---------- The data
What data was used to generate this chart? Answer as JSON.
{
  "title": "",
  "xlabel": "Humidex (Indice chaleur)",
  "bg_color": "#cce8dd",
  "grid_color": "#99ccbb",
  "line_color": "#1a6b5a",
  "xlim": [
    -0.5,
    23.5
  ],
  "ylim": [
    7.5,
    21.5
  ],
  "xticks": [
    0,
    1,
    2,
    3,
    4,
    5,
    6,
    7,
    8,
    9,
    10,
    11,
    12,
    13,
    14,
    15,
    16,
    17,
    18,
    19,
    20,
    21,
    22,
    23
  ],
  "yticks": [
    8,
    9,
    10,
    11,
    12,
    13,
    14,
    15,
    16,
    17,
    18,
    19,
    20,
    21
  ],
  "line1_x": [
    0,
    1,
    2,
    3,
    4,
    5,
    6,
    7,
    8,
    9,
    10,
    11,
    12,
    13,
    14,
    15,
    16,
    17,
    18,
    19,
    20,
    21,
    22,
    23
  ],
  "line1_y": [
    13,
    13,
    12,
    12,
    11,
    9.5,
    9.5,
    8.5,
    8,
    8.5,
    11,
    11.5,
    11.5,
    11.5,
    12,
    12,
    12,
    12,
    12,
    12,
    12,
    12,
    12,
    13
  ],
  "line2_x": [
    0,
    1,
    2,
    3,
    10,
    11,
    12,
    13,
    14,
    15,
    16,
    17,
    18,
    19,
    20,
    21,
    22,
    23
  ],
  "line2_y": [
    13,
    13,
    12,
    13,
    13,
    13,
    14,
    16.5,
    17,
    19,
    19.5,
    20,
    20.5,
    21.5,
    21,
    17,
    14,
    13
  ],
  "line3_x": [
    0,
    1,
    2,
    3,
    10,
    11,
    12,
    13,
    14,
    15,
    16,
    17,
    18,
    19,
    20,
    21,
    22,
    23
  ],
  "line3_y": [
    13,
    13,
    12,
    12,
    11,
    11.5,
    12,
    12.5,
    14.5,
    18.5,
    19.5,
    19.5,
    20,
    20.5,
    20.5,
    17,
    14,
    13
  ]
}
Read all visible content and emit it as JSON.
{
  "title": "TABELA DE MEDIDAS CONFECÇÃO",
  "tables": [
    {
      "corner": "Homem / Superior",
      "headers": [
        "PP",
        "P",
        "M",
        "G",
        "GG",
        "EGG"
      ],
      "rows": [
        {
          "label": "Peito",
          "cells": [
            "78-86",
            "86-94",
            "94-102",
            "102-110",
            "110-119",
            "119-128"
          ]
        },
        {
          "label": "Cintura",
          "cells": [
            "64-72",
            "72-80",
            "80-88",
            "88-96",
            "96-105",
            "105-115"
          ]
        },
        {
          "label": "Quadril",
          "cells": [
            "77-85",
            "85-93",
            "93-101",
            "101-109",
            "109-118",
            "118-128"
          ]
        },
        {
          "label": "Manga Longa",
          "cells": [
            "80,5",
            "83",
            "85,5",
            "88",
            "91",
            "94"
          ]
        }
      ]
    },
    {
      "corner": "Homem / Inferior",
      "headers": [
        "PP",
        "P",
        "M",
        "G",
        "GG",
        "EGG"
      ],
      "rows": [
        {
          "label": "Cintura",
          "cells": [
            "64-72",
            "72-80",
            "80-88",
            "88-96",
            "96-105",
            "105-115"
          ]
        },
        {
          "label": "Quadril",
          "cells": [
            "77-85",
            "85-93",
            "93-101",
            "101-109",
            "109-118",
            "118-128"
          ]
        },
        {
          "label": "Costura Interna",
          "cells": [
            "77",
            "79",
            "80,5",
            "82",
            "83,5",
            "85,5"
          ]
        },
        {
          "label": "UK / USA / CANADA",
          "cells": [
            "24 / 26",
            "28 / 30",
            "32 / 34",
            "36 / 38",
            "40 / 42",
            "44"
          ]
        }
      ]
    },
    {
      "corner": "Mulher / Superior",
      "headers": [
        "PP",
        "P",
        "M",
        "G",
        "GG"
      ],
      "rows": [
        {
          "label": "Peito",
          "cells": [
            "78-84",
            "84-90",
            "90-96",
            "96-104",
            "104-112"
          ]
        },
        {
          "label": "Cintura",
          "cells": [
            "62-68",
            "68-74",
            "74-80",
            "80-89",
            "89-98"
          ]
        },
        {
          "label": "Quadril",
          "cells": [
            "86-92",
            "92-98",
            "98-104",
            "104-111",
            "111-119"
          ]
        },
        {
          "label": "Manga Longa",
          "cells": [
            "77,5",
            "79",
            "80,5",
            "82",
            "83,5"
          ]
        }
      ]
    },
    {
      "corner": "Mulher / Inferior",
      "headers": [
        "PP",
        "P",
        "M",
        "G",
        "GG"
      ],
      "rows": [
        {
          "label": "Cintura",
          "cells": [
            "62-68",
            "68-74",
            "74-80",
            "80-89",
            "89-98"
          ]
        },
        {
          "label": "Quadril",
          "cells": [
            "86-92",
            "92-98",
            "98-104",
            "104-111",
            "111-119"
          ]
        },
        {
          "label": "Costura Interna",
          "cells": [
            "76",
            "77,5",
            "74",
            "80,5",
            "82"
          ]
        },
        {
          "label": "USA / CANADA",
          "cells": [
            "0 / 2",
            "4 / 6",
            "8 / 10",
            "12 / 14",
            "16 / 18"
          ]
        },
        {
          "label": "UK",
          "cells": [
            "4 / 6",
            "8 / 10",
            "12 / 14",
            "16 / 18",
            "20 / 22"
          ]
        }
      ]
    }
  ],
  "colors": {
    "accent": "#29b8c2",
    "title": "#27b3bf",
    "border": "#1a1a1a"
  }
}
--------------------
Work to be completed:
Your task is to report how many lines of the material include the string "Superior". Give the number and no other words.

Exercise result:
2